* Begin Input material *

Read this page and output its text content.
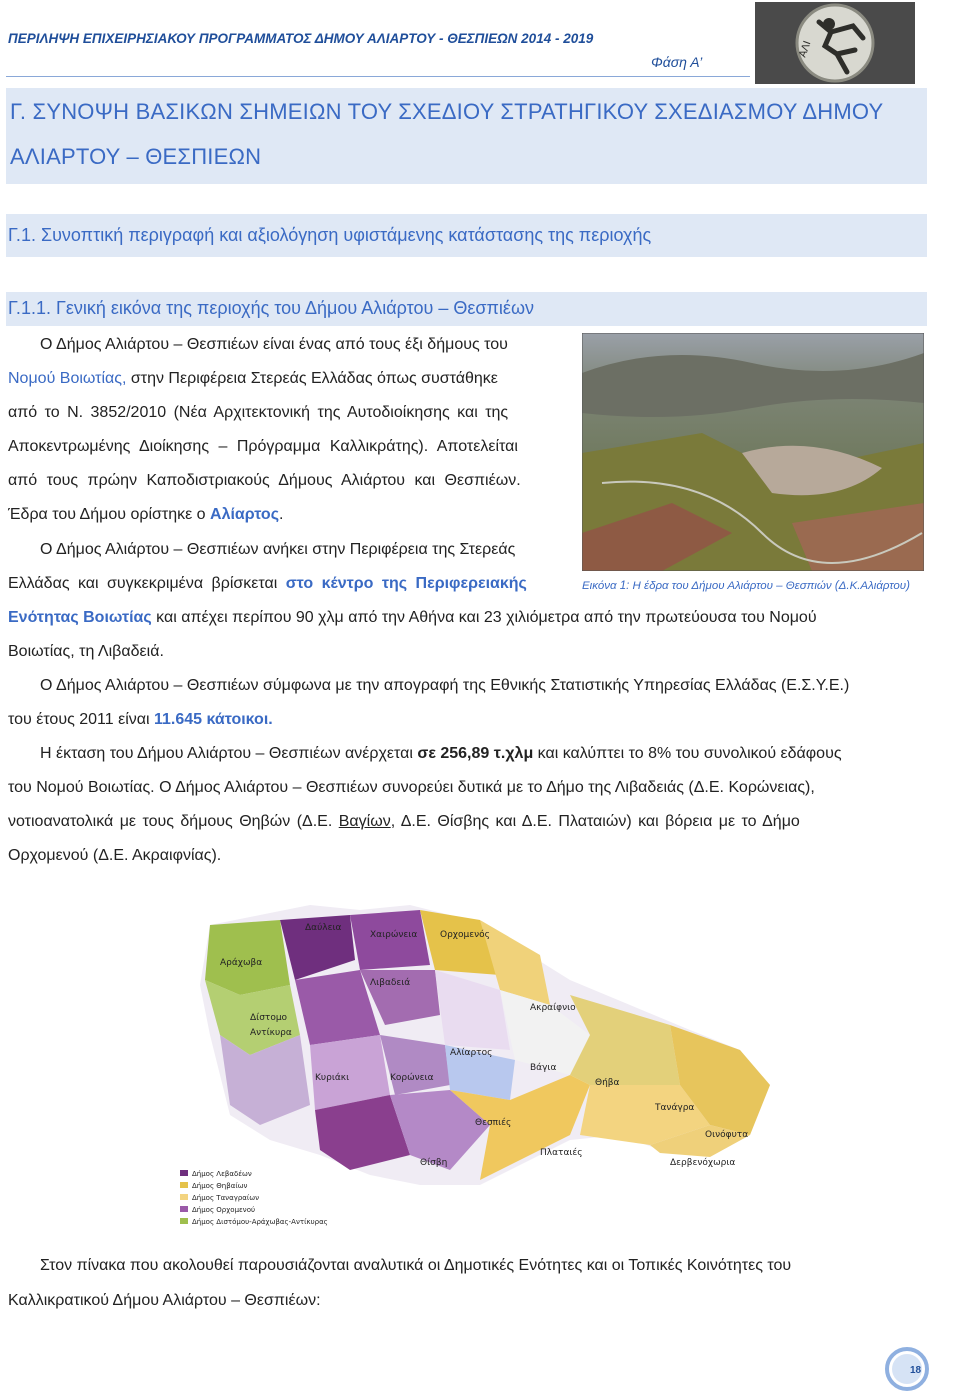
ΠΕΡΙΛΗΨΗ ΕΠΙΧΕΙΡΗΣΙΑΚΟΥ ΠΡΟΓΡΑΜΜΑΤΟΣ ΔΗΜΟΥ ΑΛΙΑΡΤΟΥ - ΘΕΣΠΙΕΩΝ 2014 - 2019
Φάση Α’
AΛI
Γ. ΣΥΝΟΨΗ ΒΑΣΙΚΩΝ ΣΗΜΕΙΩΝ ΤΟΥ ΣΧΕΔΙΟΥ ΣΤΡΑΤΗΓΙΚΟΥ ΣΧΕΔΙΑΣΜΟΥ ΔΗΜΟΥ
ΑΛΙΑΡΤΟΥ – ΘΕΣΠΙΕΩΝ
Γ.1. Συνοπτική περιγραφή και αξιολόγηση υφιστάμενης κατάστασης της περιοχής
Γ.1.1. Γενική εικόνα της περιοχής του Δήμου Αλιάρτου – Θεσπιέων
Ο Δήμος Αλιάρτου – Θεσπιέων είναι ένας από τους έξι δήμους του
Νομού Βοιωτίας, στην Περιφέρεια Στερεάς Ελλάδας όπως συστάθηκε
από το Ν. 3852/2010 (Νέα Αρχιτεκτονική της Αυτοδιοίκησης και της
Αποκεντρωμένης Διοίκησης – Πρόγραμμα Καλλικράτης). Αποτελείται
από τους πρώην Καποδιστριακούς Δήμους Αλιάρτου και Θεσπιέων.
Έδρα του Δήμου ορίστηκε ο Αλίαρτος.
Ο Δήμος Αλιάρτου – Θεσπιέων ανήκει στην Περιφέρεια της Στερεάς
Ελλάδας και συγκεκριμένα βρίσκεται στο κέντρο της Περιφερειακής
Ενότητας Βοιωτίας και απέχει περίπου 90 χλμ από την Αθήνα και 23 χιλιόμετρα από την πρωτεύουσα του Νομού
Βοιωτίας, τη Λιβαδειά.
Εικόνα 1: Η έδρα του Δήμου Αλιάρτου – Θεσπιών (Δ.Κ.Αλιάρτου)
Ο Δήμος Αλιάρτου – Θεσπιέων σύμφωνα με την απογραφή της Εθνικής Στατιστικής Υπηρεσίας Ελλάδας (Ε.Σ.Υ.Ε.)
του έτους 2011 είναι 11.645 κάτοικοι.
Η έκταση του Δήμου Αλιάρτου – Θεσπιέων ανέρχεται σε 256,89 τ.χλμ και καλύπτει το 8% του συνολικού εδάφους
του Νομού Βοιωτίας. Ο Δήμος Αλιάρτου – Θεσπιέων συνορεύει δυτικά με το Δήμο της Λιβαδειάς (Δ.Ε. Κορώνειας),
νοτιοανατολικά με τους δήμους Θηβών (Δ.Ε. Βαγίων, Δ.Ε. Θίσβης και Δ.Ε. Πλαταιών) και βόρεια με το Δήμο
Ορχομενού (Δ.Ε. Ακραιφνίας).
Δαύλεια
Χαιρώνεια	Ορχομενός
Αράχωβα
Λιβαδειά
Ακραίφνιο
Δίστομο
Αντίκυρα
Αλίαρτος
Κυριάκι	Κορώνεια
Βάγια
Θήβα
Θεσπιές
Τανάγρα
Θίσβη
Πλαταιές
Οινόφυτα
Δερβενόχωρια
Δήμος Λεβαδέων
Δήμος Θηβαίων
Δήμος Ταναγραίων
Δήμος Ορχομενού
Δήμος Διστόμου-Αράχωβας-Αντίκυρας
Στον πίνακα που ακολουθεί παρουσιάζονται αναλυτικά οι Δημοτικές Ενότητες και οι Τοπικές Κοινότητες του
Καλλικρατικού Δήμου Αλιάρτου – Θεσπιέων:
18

* End Input material *

Work to be completed —
Transcribe all of the material exactly, leaving out whatever pictures it contains.

The response —
Read this page and output its text content.
ΠΕΡΙΛΗΨΗ ΕΠΙΧΕΙΡΗΣΙΑΚΟΥ ΠΡΟΓΡΑΜΜΑΤΟΣ ΔΗΜΟΥ ΑΛΙΑΡΤΟΥ - ΘΕΣΠΙΕΩΝ 2014 - 2019
Φάση Α’
AΛI
Γ. ΣΥΝΟΨΗ ΒΑΣΙΚΩΝ ΣΗΜΕΙΩΝ ΤΟΥ ΣΧΕΔΙΟΥ ΣΤΡΑΤΗΓΙΚΟΥ ΣΧΕΔΙΑΣΜΟΥ ΔΗΜΟΥ
ΑΛΙΑΡΤΟΥ – ΘΕΣΠΙΕΩΝ
Γ.1. Συνοπτική περιγραφή και αξιολόγηση υφιστάμενης κατάστασης της περιοχής
Γ.1.1. Γενική εικόνα της περιοχής του Δήμου Αλιάρτου – Θεσπιέων
Ο Δήμος Αλιάρτου – Θεσπιέων είναι ένας από τους έξι δήμους του
Νομού Βοιωτίας, στην Περιφέρεια Στερεάς Ελλάδας όπως συστάθηκε
από το Ν. 3852/2010 (Νέα Αρχιτεκτονική της Αυτοδιοίκησης και της
Αποκεντρωμένης Διοίκησης – Πρόγραμμα Καλλικράτης). Αποτελείται
από τους πρώην Καποδιστριακούς Δήμους Αλιάρτου και Θεσπιέων.
Έδρα του Δήμου ορίστηκε ο Αλίαρτος.
Ο Δήμος Αλιάρτου – Θεσπιέων ανήκει στην Περιφέρεια της Στερεάς
Ελλάδας και συγκεκριμένα βρίσκεται στο κέντρο της Περιφερειακής
Ενότητας Βοιωτίας και απέχει περίπου 90 χλμ από την Αθήνα και 23 χιλιόμετρα από την πρωτεύουσα του Νομού
Βοιωτίας, τη Λιβαδειά.
Εικόνα 1: Η έδρα του Δήμου Αλιάρτου – Θεσπιών (Δ.Κ.Αλιάρτου)
Ο Δήμος Αλιάρτου – Θεσπιέων σύμφωνα με την απογραφή της Εθνικής Στατιστικής Υπηρεσίας Ελλάδας (Ε.Σ.Υ.Ε.)
του έτους 2011 είναι 11.645 κάτοικοι.
Η έκταση του Δήμου Αλιάρτου – Θεσπιέων ανέρχεται σε 256,89 τ.χλμ και καλύπτει το 8% του συνολικού εδάφους
του Νομού Βοιωτίας. Ο Δήμος Αλιάρτου – Θεσπιέων συνορεύει δυτικά με το Δήμο της Λιβαδειάς (Δ.Ε. Κορώνειας),
νοτιοανατολικά με τους δήμους Θηβών (Δ.Ε. Βαγίων, Δ.Ε. Θίσβης και Δ.Ε. Πλαταιών) και βόρεια με το Δήμο
Ορχομενού (Δ.Ε. Ακραιφνίας).
Δαύλεια
Χαιρώνεια	Ορχομενός
Αράχωβα
Λιβαδειά
Ακραίφνιο
Δίστομο
Αντίκυρα
Αλίαρτος
Κυριάκι	Κορώνεια
Βάγια
Θήβα
Θεσπιές
Τανάγρα
Θίσβη
Πλαταιές
Οινόφυτα
Δερβενόχωρια
Δήμος Λεβαδέων
Δήμος Θηβαίων
Δήμος Ταναγραίων
Δήμος Ορχομενού
Δήμος Διστόμου-Αράχωβας-Αντίκυρας
Στον πίνακα που ακολουθεί παρουσιάζονται αναλυτικά οι Δημοτικές Ενότητες και οι Τοπικές Κοινότητες του
Καλλικρατικού Δήμου Αλιάρτου – Θεσπιέων:
18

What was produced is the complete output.